--- SET PROBLEM ---
Every record should be repeated exactly, except that pictures are left out.

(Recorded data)
◇ ◇ ◇ ◇ ◇ ◇ ◇
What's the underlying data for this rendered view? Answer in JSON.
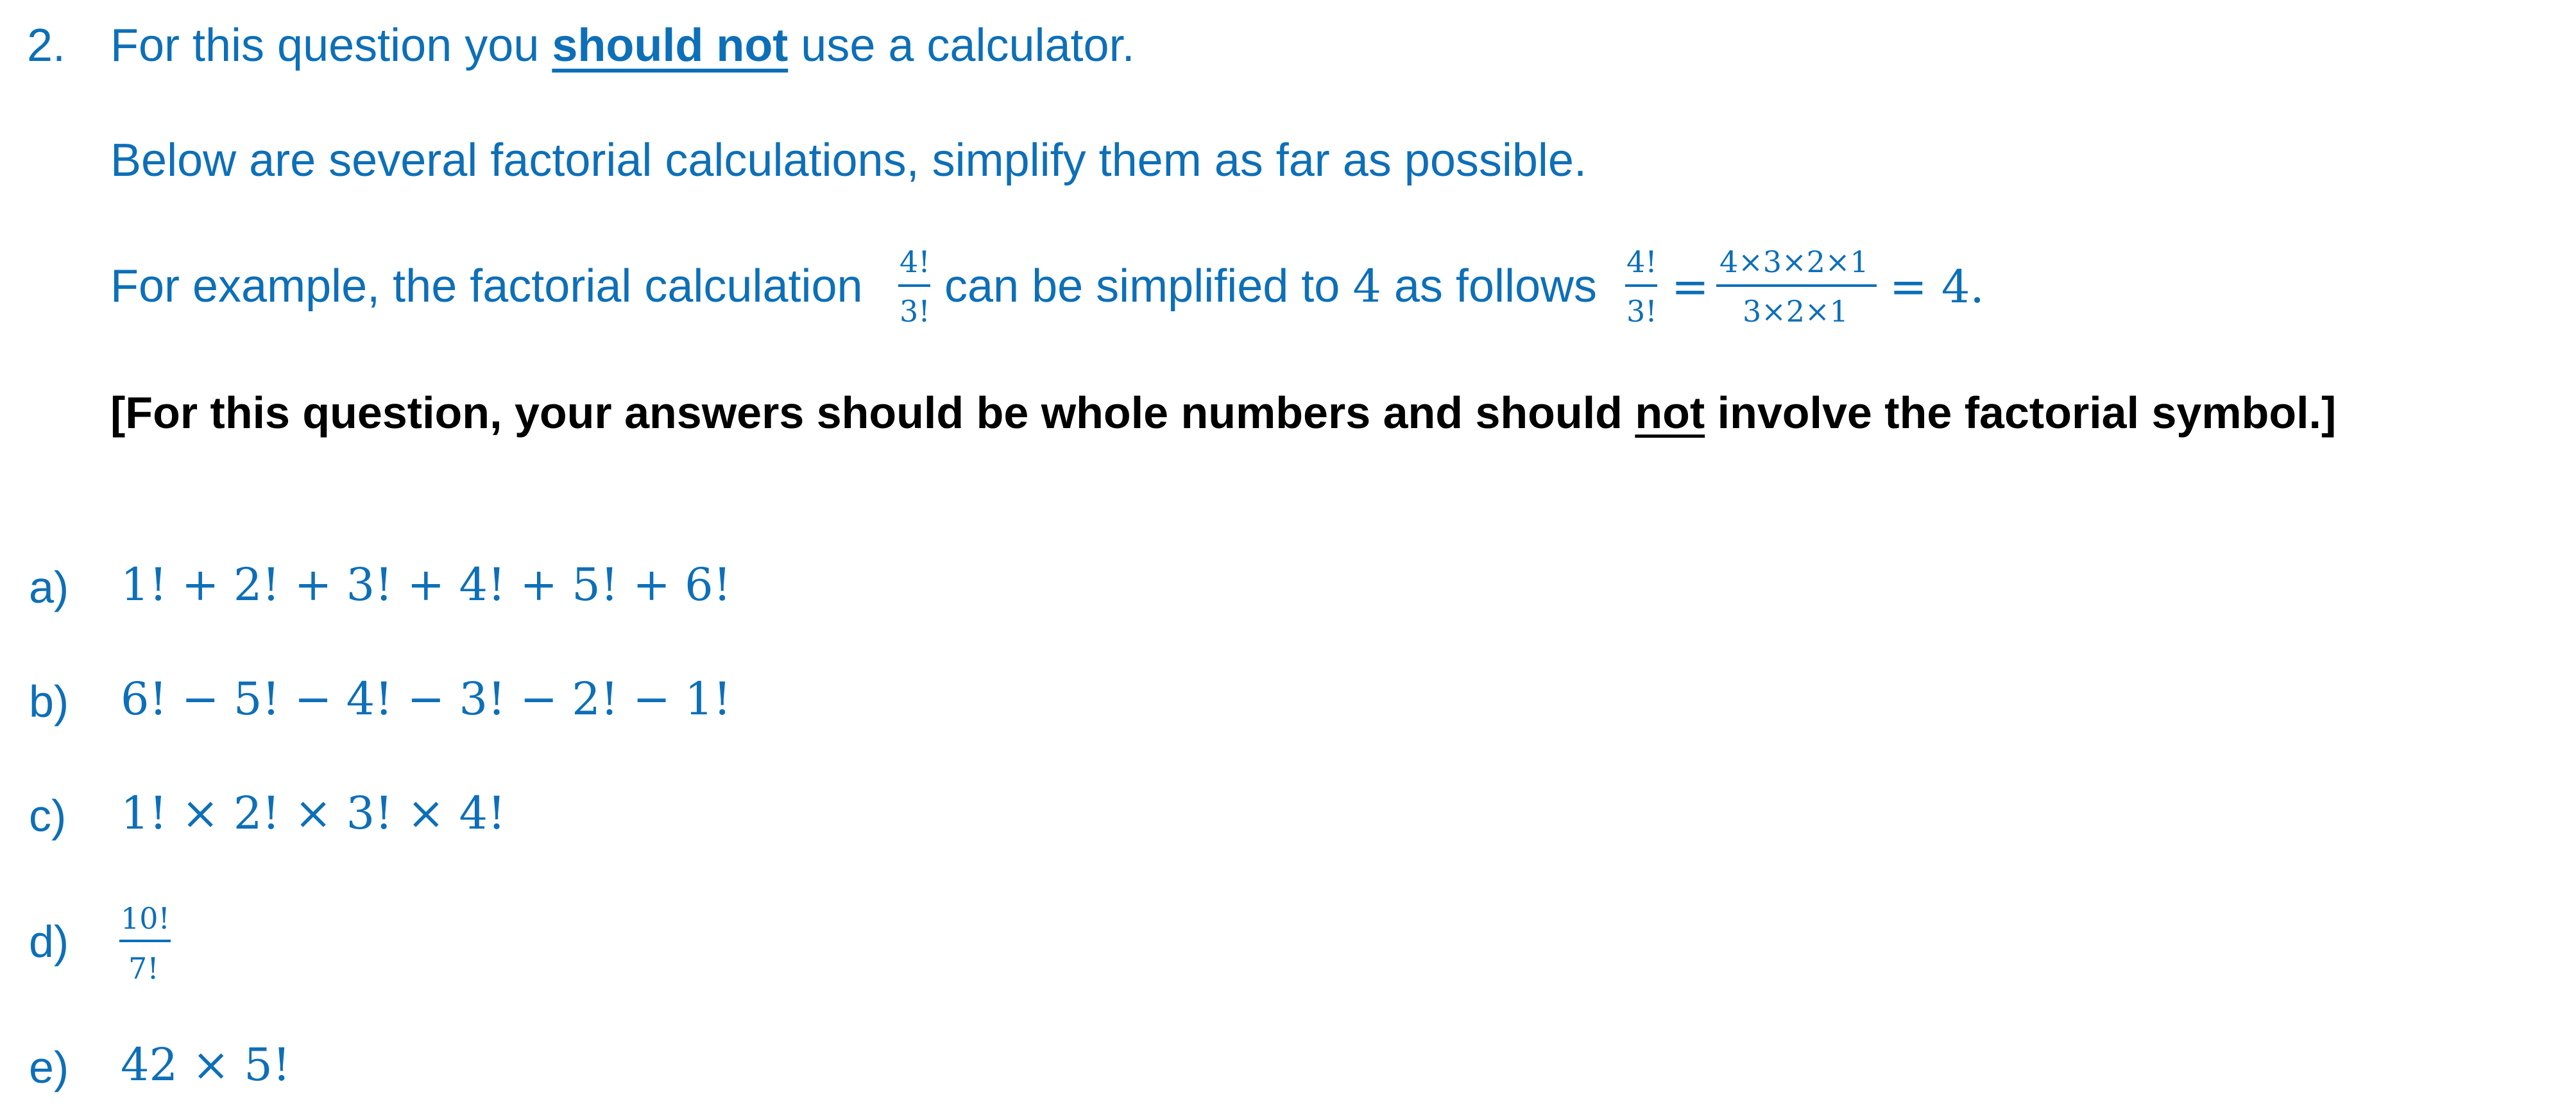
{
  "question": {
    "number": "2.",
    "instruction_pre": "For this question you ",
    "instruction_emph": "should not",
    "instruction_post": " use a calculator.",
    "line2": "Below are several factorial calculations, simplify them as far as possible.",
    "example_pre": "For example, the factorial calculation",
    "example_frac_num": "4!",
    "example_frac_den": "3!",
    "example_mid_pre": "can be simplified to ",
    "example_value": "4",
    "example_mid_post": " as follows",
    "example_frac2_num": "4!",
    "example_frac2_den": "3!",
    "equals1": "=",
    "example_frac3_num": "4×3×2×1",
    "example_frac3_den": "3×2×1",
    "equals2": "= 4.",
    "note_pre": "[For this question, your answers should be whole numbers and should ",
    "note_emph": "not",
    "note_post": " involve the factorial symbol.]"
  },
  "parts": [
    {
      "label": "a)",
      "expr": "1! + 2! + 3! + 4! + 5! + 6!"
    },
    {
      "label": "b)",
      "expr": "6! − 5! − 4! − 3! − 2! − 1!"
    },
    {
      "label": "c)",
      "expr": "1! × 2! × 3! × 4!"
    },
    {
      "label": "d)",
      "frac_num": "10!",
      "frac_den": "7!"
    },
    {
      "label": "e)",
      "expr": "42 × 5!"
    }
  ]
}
◇ ◇ ◇ ◇ ◇ ◇ ◇
--- EXERCISE SOLUTION ---
What's the underlying data for this rendered view? Answer in JSON.
{
  "question": {
    "number": "2.",
    "instruction_pre": "For this question you ",
    "instruction_emph": "should not",
    "instruction_post": " use a calculator.",
    "line2": "Below are several factorial calculations, simplify them as far as possible.",
    "example_pre": "For example, the factorial calculation",
    "example_frac_num": "4!",
    "example_frac_den": "3!",
    "example_mid_pre": "can be simplified to ",
    "example_value": "4",
    "example_mid_post": " as follows",
    "example_frac2_num": "4!",
    "example_frac2_den": "3!",
    "equals1": "=",
    "example_frac3_num": "4×3×2×1",
    "example_frac3_den": "3×2×1",
    "equals2": "= 4.",
    "note_pre": "[For this question, your answers should be whole numbers and should ",
    "note_emph": "not",
    "note_post": " involve the factorial symbol.]"
  },
  "parts": [
    {
      "label": "a)",
      "expr": "1! + 2! + 3! + 4! + 5! + 6!"
    },
    {
      "label": "b)",
      "expr": "6! − 5! − 4! − 3! − 2! − 1!"
    },
    {
      "label": "c)",
      "expr": "1! × 2! × 3! × 4!"
    },
    {
      "label": "d)",
      "frac_num": "10!",
      "frac_den": "7!"
    },
    {
      "label": "e)",
      "expr": "42 × 5!"
    }
  ]
}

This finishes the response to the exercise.